-- What to produce --
Update the passage below about Ampere's Altra server processor by rewriting the part that opens with the words "Earlier in the" and closes with "own cloud services.", replacing "conservative" with "cautious".

As we’re wrapping up 2020, one last large review item for the year is Ampere’s long promised new Altra Arm server processor. This year has indeed been the year where Arm servers have had a breakthrough; Arm’s new Neoverse-N1 CPU core had been the IP designer’s first true dedicated server core, promising focused performance and efficiency for the datacentre.

Earlier in the year we had the chance to test out the first Neoverse-N1 silicon in the form of Amazon’s Graviton2 inside of AWS EC2 cloud compute offering. The Graviton2 seemed like a very impressive design, but was rather conservative in its goals, and it’s also a piece of hardware that the general public cannot access outside of Amazon’s own cloud services.

Ampere Computing, founded in 2017 by former Intel president Renée James, built upon initial IP and design talent of AppliedMicro’s X-Gene CPUs, and with Arm Holdings becoming an investor in 2019, is at this moment in time the sole “true” merchant silicon vendor designing and offering up Neoverse-N1 server designs.

To date, the company has had a few products out in the form of the eMAG chips, but with rather disappointing performance figures - understandable given that those were essentially legacy products based on the old X-Gene microarchitecture.

Ampere’s new Altra product line, on the other hand is the culmination of several years of work and close collaboration with Arm – and the company first “true” product which can be viewed as Ampere pedigree.

Today, with hardware in hand, we’re finally taking a look at the very first publicly available high-performance Neoverse based Arm server hardware, designed for nothing less than maximum achievable performance, aiming to battle the best designs from Intel and AMD.

-- Provided records --
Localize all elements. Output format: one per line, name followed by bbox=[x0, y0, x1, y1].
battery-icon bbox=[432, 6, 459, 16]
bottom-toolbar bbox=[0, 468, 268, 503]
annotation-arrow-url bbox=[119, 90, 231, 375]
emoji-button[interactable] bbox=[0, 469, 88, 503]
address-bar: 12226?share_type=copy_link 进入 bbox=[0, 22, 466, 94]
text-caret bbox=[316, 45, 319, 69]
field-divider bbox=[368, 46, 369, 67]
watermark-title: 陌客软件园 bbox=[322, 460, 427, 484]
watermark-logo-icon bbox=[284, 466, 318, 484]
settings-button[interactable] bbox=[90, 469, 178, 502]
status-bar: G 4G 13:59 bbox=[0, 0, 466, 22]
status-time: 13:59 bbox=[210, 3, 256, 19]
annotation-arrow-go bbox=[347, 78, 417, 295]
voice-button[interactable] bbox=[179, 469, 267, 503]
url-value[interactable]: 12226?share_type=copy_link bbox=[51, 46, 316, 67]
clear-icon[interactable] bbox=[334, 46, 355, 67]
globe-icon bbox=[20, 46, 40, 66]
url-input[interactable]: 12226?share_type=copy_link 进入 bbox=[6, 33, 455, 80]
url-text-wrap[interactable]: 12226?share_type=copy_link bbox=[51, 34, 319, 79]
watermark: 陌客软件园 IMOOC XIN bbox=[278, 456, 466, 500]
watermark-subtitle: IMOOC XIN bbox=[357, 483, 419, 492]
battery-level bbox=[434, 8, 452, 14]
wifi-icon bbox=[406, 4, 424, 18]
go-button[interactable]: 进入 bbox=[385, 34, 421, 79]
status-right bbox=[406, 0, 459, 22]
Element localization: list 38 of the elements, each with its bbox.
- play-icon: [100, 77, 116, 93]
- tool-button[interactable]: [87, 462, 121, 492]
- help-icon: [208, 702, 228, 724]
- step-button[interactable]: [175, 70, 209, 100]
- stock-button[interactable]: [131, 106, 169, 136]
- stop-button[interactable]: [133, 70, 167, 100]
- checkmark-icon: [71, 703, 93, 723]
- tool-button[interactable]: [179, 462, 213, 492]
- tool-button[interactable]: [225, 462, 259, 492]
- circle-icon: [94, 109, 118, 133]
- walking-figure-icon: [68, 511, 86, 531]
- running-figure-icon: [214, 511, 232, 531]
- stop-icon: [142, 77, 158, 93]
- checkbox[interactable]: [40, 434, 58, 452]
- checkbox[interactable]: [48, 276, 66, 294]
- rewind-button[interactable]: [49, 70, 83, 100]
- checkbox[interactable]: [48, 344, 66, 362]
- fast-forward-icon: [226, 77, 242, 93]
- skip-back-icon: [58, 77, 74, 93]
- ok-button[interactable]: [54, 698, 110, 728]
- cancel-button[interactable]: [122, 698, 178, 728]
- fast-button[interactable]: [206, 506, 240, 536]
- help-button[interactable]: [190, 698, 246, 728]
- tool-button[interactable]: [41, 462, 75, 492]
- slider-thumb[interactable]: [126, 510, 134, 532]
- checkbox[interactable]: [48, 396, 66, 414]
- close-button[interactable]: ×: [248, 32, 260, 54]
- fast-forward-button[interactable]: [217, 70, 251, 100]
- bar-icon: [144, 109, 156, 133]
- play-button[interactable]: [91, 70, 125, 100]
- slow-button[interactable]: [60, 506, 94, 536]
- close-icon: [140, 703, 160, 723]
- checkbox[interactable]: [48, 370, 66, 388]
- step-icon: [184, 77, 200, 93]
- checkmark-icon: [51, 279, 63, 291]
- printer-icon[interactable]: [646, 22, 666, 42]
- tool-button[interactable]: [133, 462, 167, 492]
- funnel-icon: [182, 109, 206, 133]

-- Problem solution --
Earlier in the year we had the chance to test out the first Neoverse-N1 silicon in the form of Amazon’s Graviton2 inside of AWS EC2 cloud compute offering. The Graviton2 seemed like a very impressive design, but was rather cautious in its goals, and it’s also a piece of hardware that the general public cannot access outside of Amazon’s own cloud services.